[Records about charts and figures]
━━━━━━━━━━━━━━━━

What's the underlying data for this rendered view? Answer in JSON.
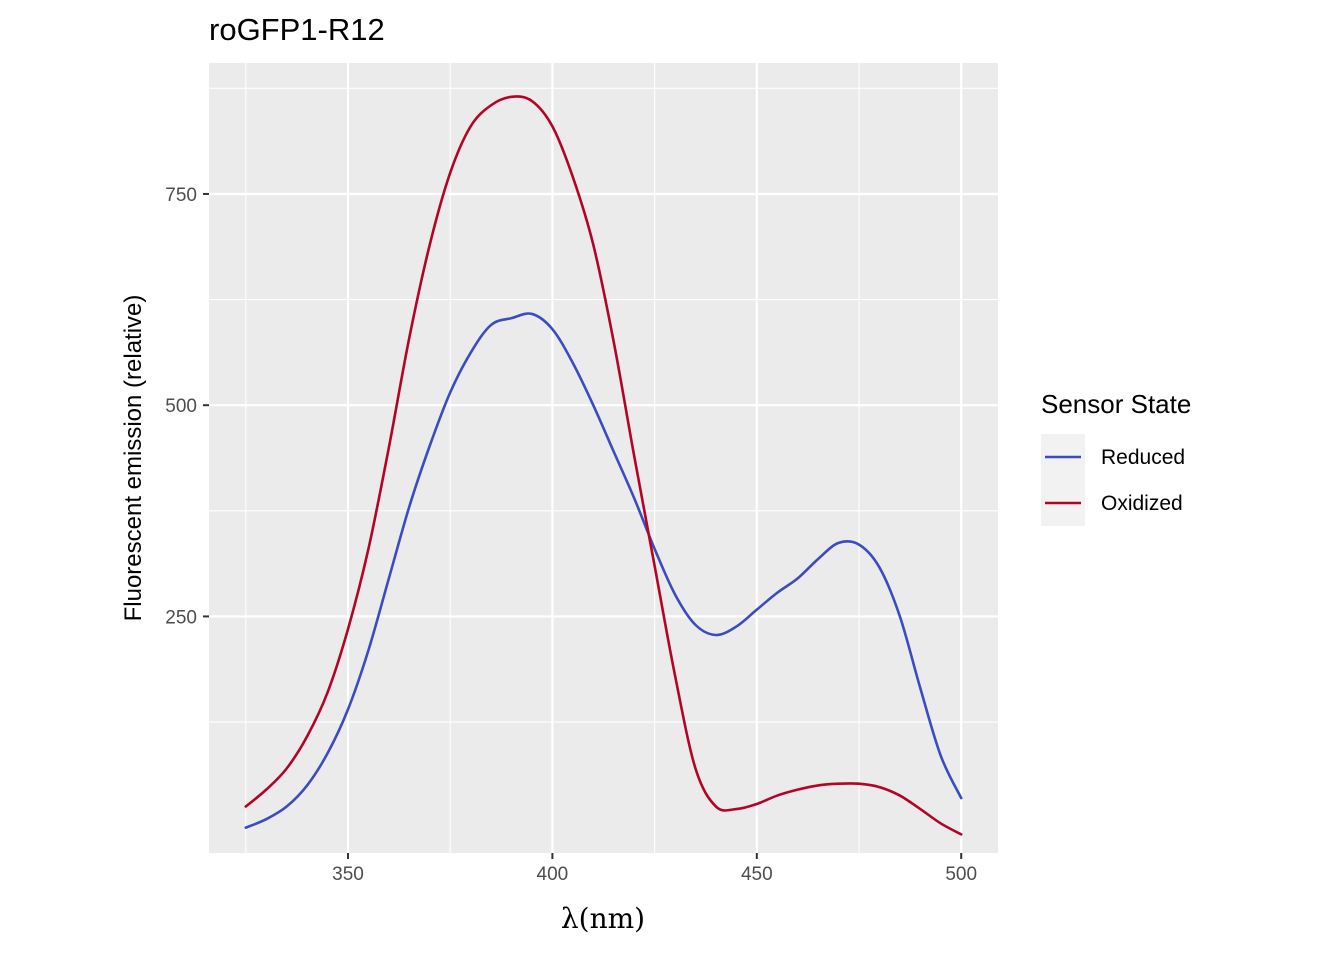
{
  "chart_data": {
    "type": "line",
    "title": "roGFP1-R12",
    "xlabel": "λ(nm)",
    "ylabel": "Fluorescent emission (relative)",
    "xlim": [
      316,
      509
    ],
    "ylim": [
      -30,
      905
    ],
    "x_ticks": [
      350,
      400,
      450,
      500
    ],
    "y_ticks": [
      250,
      500,
      750
    ],
    "grid": true,
    "legend": {
      "title": "Sensor State",
      "position": "right"
    },
    "x": [
      325,
      330,
      335,
      340,
      345,
      350,
      355,
      360,
      365,
      370,
      375,
      380,
      385,
      390,
      395,
      400,
      405,
      410,
      415,
      420,
      425,
      430,
      435,
      440,
      445,
      450,
      455,
      460,
      465,
      470,
      475,
      480,
      485,
      490,
      495,
      500
    ],
    "series": [
      {
        "name": "Reduced",
        "color": "#3b4cc0",
        "values": [
          0,
          10,
          25,
          50,
          88,
          140,
          210,
          295,
          380,
          452,
          515,
          562,
          595,
          603,
          608,
          590,
          550,
          500,
          445,
          390,
          330,
          276,
          240,
          228,
          238,
          258,
          278,
          295,
          318,
          337,
          335,
          308,
          250,
          165,
          85,
          35
        ]
      },
      {
        "name": "Oxidized",
        "color": "#b40426",
        "values": [
          25,
          45,
          70,
          108,
          160,
          235,
          330,
          450,
          580,
          690,
          775,
          830,
          855,
          865,
          860,
          830,
          770,
          690,
          575,
          440,
          310,
          180,
          70,
          25,
          22,
          28,
          38,
          45,
          50,
          52,
          52,
          48,
          38,
          22,
          5,
          -8
        ]
      }
    ]
  }
}
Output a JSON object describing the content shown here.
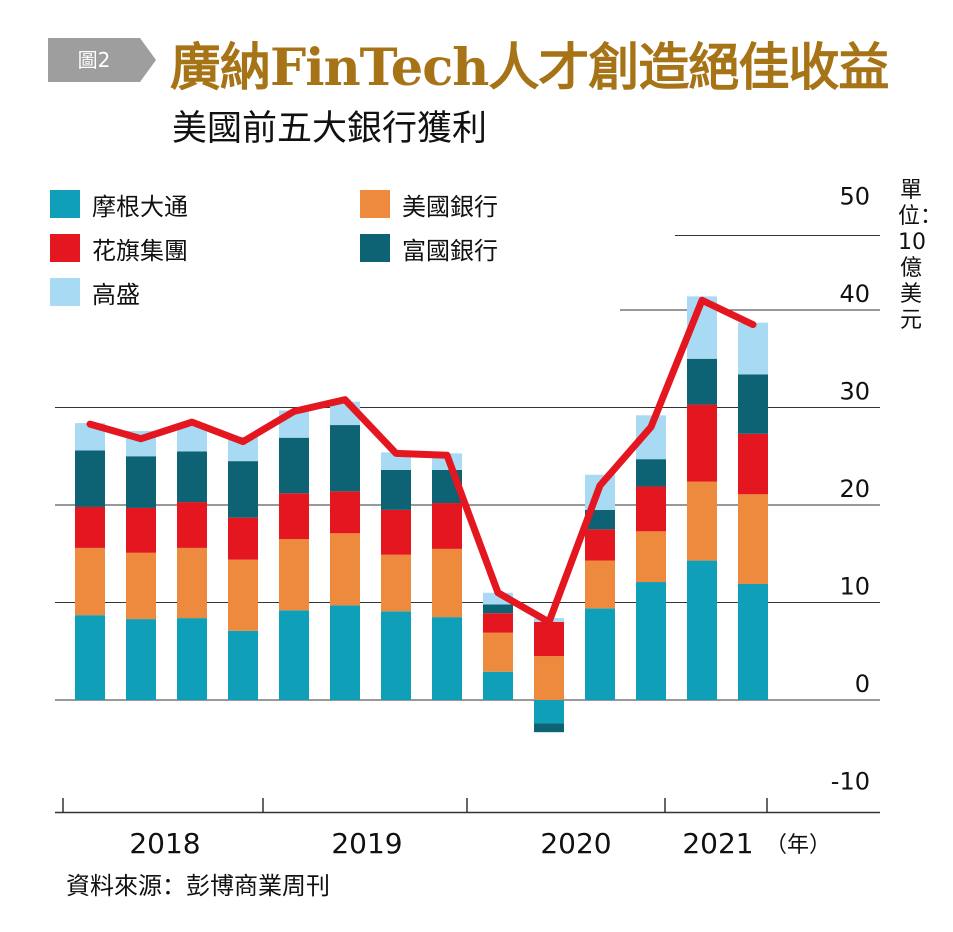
{
  "figure": {
    "badge": "圖2"
  },
  "title": "廣納FinTech人才創造絕佳收益",
  "subtitle": "美國前五大銀行獲利",
  "unit": "單位：10億美元",
  "source": "資料來源：彭博商業周刊",
  "colors": {
    "jpmorgan": "#0f9fb9",
    "bofa": "#ee8a3e",
    "citi": "#e4161f",
    "wells": "#0d6273",
    "goldman": "#a8dbf3",
    "line": "#e4161f",
    "title": "#a67416",
    "badge": "#9e9e9e"
  },
  "chart_data": {
    "type": "bar",
    "stacked": true,
    "x": [
      "2018Q1",
      "2018Q2",
      "2018Q3",
      "2018Q4",
      "2019Q1",
      "2019Q2",
      "2019Q3",
      "2019Q4",
      "2020Q1",
      "2020Q2",
      "2020Q3",
      "2020Q4",
      "2021Q1",
      "2021Q2"
    ],
    "year_labels": [
      "2018",
      "2019",
      "2020",
      "2021"
    ],
    "year_suffix": "（年）",
    "ylim": [
      -10,
      50
    ],
    "yticks": [
      -10,
      0,
      10,
      20,
      30,
      40,
      50
    ],
    "grid": true,
    "legend_position": "top-left",
    "series": [
      {
        "name": "摩根大通",
        "key": "jpmorgan",
        "values": [
          8.7,
          8.3,
          8.4,
          7.1,
          9.2,
          9.7,
          9.1,
          8.5,
          2.9,
          -2.4,
          9.4,
          12.1,
          14.3,
          11.9
        ]
      },
      {
        "name": "美國銀行",
        "key": "bofa",
        "values": [
          6.9,
          6.8,
          7.2,
          7.3,
          7.3,
          7.4,
          5.8,
          7.0,
          4.0,
          4.5,
          4.9,
          5.2,
          8.1,
          9.2
        ]
      },
      {
        "name": "花旗集團",
        "key": "citi",
        "values": [
          4.2,
          4.6,
          4.7,
          4.3,
          4.7,
          4.3,
          4.6,
          4.7,
          2.0,
          3.5,
          3.2,
          4.6,
          7.9,
          6.2
        ]
      },
      {
        "name": "富國銀行",
        "key": "wells",
        "values": [
          5.8,
          5.3,
          5.2,
          5.8,
          5.7,
          6.8,
          4.1,
          3.4,
          0.9,
          -0.9,
          2.0,
          2.8,
          4.7,
          6.1
        ]
      },
      {
        "name": "高盛",
        "key": "goldman",
        "values": [
          2.8,
          2.6,
          2.6,
          2.5,
          2.8,
          2.4,
          1.8,
          1.7,
          1.2,
          0.4,
          3.6,
          4.5,
          6.4,
          5.3
        ]
      }
    ],
    "line_series": {
      "values": [
        28.3,
        26.8,
        28.5,
        26.5,
        29.6,
        30.8,
        25.3,
        25.1,
        11.0,
        8.0,
        22.0,
        28.0,
        41.0,
        38.5
      ]
    }
  }
}
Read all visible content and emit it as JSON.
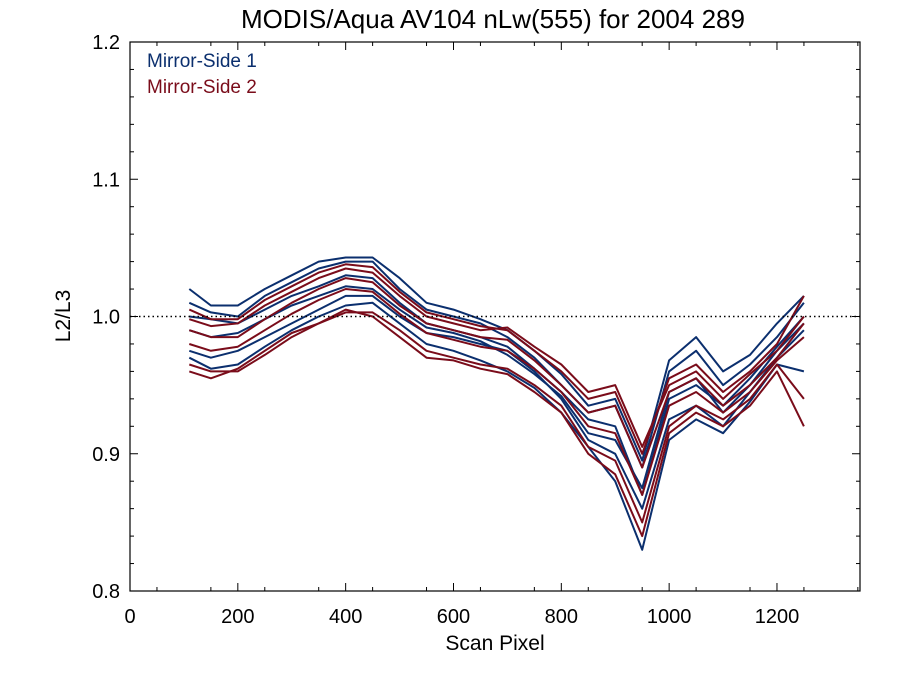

━━━━━━━━━━━━━━━━

Your task is to gather all lines from the entries above that hold the word "name".

▶ _Solved problem_:
        "name": "Reduced",
        "name": "Oxidized",
        "name": "摩根大通",
        "name": "美國銀行",
        "name": "花旗集團",
        "name": "富國銀行",
        "name": "高盛",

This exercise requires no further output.